Transcribe the records exactly. Pictures do not belong in the transcription.

>> START

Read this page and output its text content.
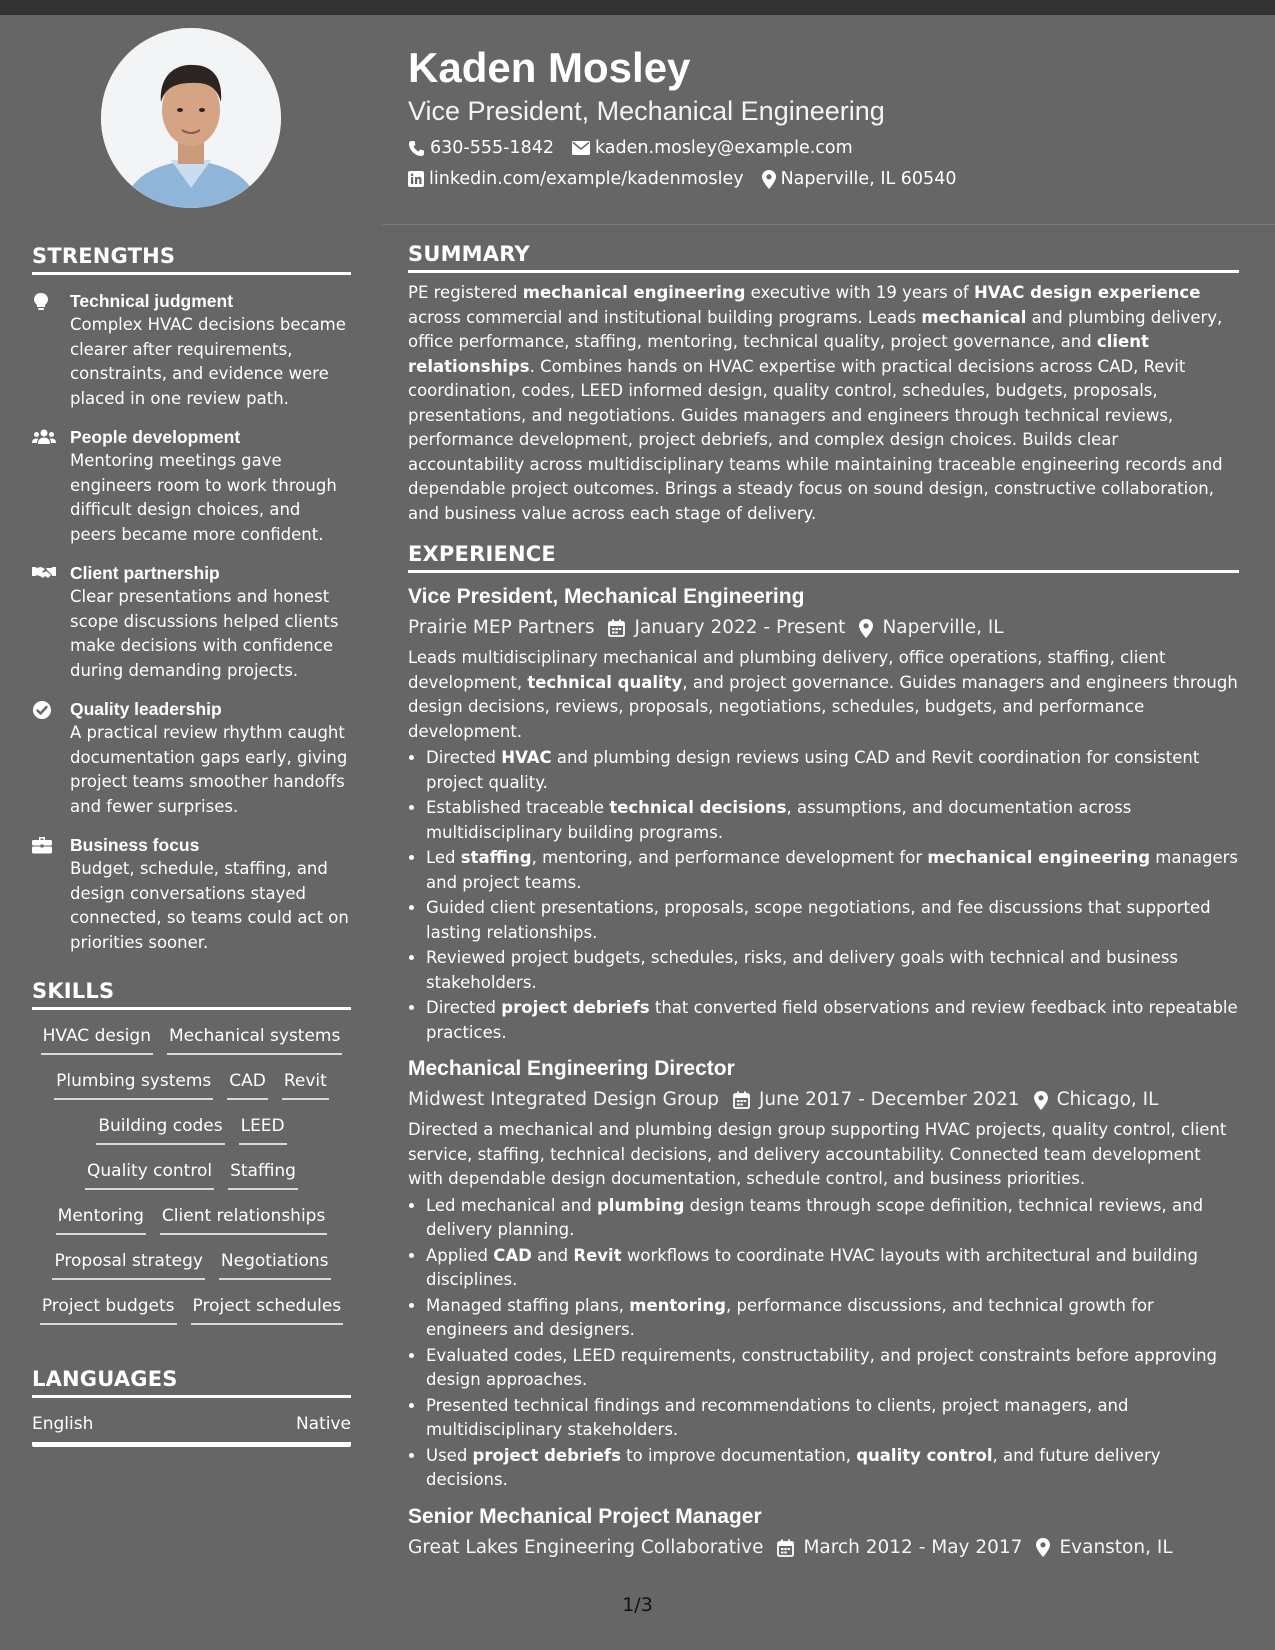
STRENGTHS
Technical judgment
Complex HVAC decisions became clearer after requirements, constraints, and evidence were placed in one review path.
People development
Mentoring meetings gave engineers room to work through difficult design choices, and peers became more confident.
Client partnership
Clear presentations and honest scope discussions helped clients make decisions with confidence during demanding projects.
Quality leadership
A practical review rhythm caught documentation gaps early, giving project teams smoother handoffs and fewer surprises.
Business focus
Budget, schedule, staffing, and design conversations stayed connected, so teams could act on priorities sooner.
SKILLS
HVAC design Mechanical systems
Plumbing systems CAD Revit
Building codes LEED
Quality control Staffing
Mentoring Client relationships
Proposal strategy Negotiations
Project budgets Project schedules
LANGUAGES
English	Native
Kaden Mosley
Vice President, Mechanical Engineering
630-555-1842 kaden.mosley@example.com
linkedin.com/example/kadenmosley Naperville, IL 60540
SUMMARY
PE registered mechanical engineering executive with 19 years of HVAC design experience across commercial and institutional building programs. Leads mechanical and plumbing delivery, office performance, staffing, mentoring, technical quality, project governance, and client relationships. Combines hands on HVAC expertise with practical decisions across CAD, Revit coordination, codes, LEED informed design, quality control, schedules, budgets, proposals, presentations, and negotiations. Guides managers and engineers through technical reviews, performance development, project debriefs, and complex design choices. Builds clear accountability across multidisciplinary teams while maintaining traceable engineering records and dependable project outcomes. Brings a steady focus on sound design, constructive collaboration, and business value across each stage of delivery.
EXPERIENCE
Vice President, Mechanical Engineering
Prairie MEP Partners January 2022 - Present Naperville, IL
Leads multidisciplinary mechanical and plumbing delivery, office operations, staffing, client development, technical quality, and project governance. Guides managers and engineers through design decisions, reviews, proposals, negotiations, schedules, budgets, and performance development.
• Directed HVAC and plumbing design reviews using CAD and Revit coordination for consistent project quality.
• Established traceable technical decisions, assumptions, and documentation across multidisciplinary building programs.
• Led staffing, mentoring, and performance development for mechanical engineering managers and project teams.
• Guided client presentations, proposals, scope negotiations, and fee discussions that supported lasting relationships.
• Reviewed project budgets, schedules, risks, and delivery goals with technical and business stakeholders.
• Directed project debriefs that converted field observations and review feedback into repeatable practices.
Mechanical Engineering Director
Midwest Integrated Design Group June 2017 - December 2021 Chicago, IL
Directed a mechanical and plumbing design group supporting HVAC projects, quality control, client service, staffing, technical decisions, and delivery accountability. Connected team development with dependable design documentation, schedule control, and business priorities.
• Led mechanical and plumbing design teams through scope definition, technical reviews, and delivery planning.
• Applied CAD and Revit workflows to coordinate HVAC layouts with architectural and building disciplines.
• Managed staffing plans, mentoring, performance discussions, and technical growth for engineers and designers.
• Evaluated codes, LEED requirements, constructability, and project constraints before approving design approaches.
• Presented technical findings and recommendations to clients, project managers, and multidisciplinary stakeholders.
• Used project debriefs to improve documentation, quality control, and future delivery decisions.
Senior Mechanical Project Manager
Great Lakes Engineering Collaborative March 2012 - May 2017 Evanston, IL
1/3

>> END

**Result of the exercise:**
Read this page and output its text content.
STRENGTHS
Technical judgment
Complex HVAC decisions became clearer after requirements, constraints, and evidence were placed in one review path.
People development
Mentoring meetings gave engineers room to work through difficult design choices, and peers became more confident.
Client partnership
Clear presentations and honest scope discussions helped clients make decisions with confidence during demanding projects.
Quality leadership
A practical review rhythm caught documentation gaps early, giving project teams smoother handoffs and fewer surprises.
Business focus
Budget, schedule, staffing, and design conversations stayed connected, so teams could act on priorities sooner.
SKILLS
HVAC design Mechanical systems
Plumbing systems CAD Revit
Building codes LEED
Quality control Staffing
Mentoring Client relationships
Proposal strategy Negotiations
Project budgets Project schedules
LANGUAGES
English	Native
Kaden Mosley
Vice President, Mechanical Engineering
630-555-1842 kaden.mosley@example.com
linkedin.com/example/kadenmosley Naperville, IL 60540
SUMMARY
PE registered mechanical engineering executive with 19 years of HVAC design experience across commercial and institutional building programs. Leads mechanical and plumbing delivery, office performance, staffing, mentoring, technical quality, project governance, and client relationships. Combines hands on HVAC expertise with practical decisions across CAD, Revit coordination, codes, LEED informed design, quality control, schedules, budgets, proposals, presentations, and negotiations. Guides managers and engineers through technical reviews, performance development, project debriefs, and complex design choices. Builds clear accountability across multidisciplinary teams while maintaining traceable engineering records and dependable project outcomes. Brings a steady focus on sound design, constructive collaboration, and business value across each stage of delivery.
EXPERIENCE
Vice President, Mechanical Engineering
Prairie MEP Partners January 2022 - Present Naperville, IL
Leads multidisciplinary mechanical and plumbing delivery, office operations, staffing, client development, technical quality, and project governance. Guides managers and engineers through design decisions, reviews, proposals, negotiations, schedules, budgets, and performance development.
• Directed HVAC and plumbing design reviews using CAD and Revit coordination for consistent project quality.
• Established traceable technical decisions, assumptions, and documentation across multidisciplinary building programs.
• Led staffing, mentoring, and performance development for mechanical engineering managers and project teams.
• Guided client presentations, proposals, scope negotiations, and fee discussions that supported lasting relationships.
• Reviewed project budgets, schedules, risks, and delivery goals with technical and business stakeholders.
• Directed project debriefs that converted field observations and review feedback into repeatable practices.
Mechanical Engineering Director
Midwest Integrated Design Group June 2017 - December 2021 Chicago, IL
Directed a mechanical and plumbing design group supporting HVAC projects, quality control, client service, staffing, technical decisions, and delivery accountability. Connected team development with dependable design documentation, schedule control, and business priorities.
• Led mechanical and plumbing design teams through scope definition, technical reviews, and delivery planning.
• Applied CAD and Revit workflows to coordinate HVAC layouts with architectural and building disciplines.
• Managed staffing plans, mentoring, performance discussions, and technical growth for engineers and designers.
• Evaluated codes, LEED requirements, constructability, and project constraints before approving design approaches.
• Presented technical findings and recommendations to clients, project managers, and multidisciplinary stakeholders.
• Used project debriefs to improve documentation, quality control, and future delivery decisions.
Senior Mechanical Project Manager
Great Lakes Engineering Collaborative March 2012 - May 2017 Evanston, IL
1/3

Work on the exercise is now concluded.